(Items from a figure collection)

-- START --

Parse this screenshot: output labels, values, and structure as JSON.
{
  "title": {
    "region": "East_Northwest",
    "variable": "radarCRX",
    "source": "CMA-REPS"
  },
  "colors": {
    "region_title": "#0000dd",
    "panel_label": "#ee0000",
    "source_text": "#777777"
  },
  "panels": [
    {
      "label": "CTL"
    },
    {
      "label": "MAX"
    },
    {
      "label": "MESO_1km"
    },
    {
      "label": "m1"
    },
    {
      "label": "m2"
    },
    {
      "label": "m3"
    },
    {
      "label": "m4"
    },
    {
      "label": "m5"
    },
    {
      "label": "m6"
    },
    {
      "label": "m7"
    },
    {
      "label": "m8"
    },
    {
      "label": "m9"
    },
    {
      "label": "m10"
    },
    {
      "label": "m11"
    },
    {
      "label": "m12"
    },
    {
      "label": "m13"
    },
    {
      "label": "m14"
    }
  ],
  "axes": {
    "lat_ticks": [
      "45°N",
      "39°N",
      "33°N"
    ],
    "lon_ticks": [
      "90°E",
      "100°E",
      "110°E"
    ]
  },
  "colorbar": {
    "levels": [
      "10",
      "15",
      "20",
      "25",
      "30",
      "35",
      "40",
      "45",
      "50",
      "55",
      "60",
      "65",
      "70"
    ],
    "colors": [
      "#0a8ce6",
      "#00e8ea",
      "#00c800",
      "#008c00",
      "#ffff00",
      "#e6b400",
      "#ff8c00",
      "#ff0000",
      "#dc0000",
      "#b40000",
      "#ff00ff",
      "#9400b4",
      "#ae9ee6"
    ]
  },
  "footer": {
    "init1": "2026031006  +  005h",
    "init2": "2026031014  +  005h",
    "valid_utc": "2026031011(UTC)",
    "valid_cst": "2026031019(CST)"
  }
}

-- END --

> _SET EXERCISE_
Print the material above once more, exactly.

> _RIGHT ANSWER_
Parse this screenshot: output labels, values, and structure as JSON.
{
  "title": {
    "region": "East_Northwest",
    "variable": "radarCRX",
    "source": "CMA-REPS"
  },
  "colors": {
    "region_title": "#0000dd",
    "panel_label": "#ee0000",
    "source_text": "#777777"
  },
  "panels": [
    {
      "label": "CTL"
    },
    {
      "label": "MAX"
    },
    {
      "label": "MESO_1km"
    },
    {
      "label": "m1"
    },
    {
      "label": "m2"
    },
    {
      "label": "m3"
    },
    {
      "label": "m4"
    },
    {
      "label": "m5"
    },
    {
      "label": "m6"
    },
    {
      "label": "m7"
    },
    {
      "label": "m8"
    },
    {
      "label": "m9"
    },
    {
      "label": "m10"
    },
    {
      "label": "m11"
    },
    {
      "label": "m12"
    },
    {
      "label": "m13"
    },
    {
      "label": "m14"
    }
  ],
  "axes": {
    "lat_ticks": [
      "45°N",
      "39°N",
      "33°N"
    ],
    "lon_ticks": [
      "90°E",
      "100°E",
      "110°E"
    ]
  },
  "colorbar": {
    "levels": [
      "10",
      "15",
      "20",
      "25",
      "30",
      "35",
      "40",
      "45",
      "50",
      "55",
      "60",
      "65",
      "70"
    ],
    "colors": [
      "#0a8ce6",
      "#00e8ea",
      "#00c800",
      "#008c00",
      "#ffff00",
      "#e6b400",
      "#ff8c00",
      "#ff0000",
      "#dc0000",
      "#b40000",
      "#ff00ff",
      "#9400b4",
      "#ae9ee6"
    ]
  },
  "footer": {
    "init1": "2026031006  +  005h",
    "init2": "2026031014  +  005h",
    "valid_utc": "2026031011(UTC)",
    "valid_cst": "2026031019(CST)"
  }
}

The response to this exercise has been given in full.